Return only this: the line with "Convert this document image to plain text." and all the lines that follow it below, through the final one, exactly as they are.

--- start STORED DATA ---

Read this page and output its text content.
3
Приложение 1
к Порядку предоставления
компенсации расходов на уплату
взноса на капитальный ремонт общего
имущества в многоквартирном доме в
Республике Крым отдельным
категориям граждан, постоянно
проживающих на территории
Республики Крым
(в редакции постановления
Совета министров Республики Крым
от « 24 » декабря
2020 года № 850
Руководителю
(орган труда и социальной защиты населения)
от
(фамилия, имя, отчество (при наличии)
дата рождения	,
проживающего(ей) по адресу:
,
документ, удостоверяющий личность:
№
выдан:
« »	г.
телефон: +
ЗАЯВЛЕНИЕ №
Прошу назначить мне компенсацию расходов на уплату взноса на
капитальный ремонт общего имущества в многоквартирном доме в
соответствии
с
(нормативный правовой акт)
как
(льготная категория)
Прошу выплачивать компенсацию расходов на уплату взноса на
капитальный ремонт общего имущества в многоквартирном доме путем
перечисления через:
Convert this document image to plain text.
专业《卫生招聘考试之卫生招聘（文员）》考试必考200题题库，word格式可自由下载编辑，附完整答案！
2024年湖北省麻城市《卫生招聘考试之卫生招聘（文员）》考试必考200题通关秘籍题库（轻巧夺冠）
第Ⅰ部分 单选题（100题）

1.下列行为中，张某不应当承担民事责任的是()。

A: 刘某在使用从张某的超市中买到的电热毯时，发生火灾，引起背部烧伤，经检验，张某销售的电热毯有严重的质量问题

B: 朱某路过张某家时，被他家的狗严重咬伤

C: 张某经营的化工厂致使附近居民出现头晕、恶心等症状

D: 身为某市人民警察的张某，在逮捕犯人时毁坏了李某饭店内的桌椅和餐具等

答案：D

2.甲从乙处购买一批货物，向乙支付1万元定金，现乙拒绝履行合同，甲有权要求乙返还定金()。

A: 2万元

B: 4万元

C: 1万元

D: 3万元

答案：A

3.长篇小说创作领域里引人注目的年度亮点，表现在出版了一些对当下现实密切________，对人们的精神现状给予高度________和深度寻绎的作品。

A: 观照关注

--- end STORED DATA ---

**TASK RESULT**
Convert this document image to plain text.
专业《卫生招聘考试之卫生招聘（文员）》考试必考200题题库，word格式可自由下载编辑，附完整答案！
2024年湖北省麻城市《卫生招聘考试之卫生招聘（文员）》考试必考200题通关秘籍题库（轻巧夺冠）
第Ⅰ部分 单选题（100题）

1.下列行为中，张某不应当承担民事责任的是()。

A: 刘某在使用从张某的超市中买到的电热毯时，发生火灾，引起背部烧伤，经检验，张某销售的电热毯有严重的质量问题

B: 朱某路过张某家时，被他家的狗严重咬伤

C: 张某经营的化工厂致使附近居民出现头晕、恶心等症状

D: 身为某市人民警察的张某，在逮捕犯人时毁坏了李某饭店内的桌椅和餐具等

答案：D

2.甲从乙处购买一批货物，向乙支付1万元定金，现乙拒绝履行合同，甲有权要求乙返还定金()。

A: 2万元

B: 4万元

C: 1万元

D: 3万元

答案：A

3.长篇小说创作领域里引人注目的年度亮点，表现在出版了一些对当下现实密切________，对人们的精神现状给予高度________和深度寻绎的作品。

A: 观照关注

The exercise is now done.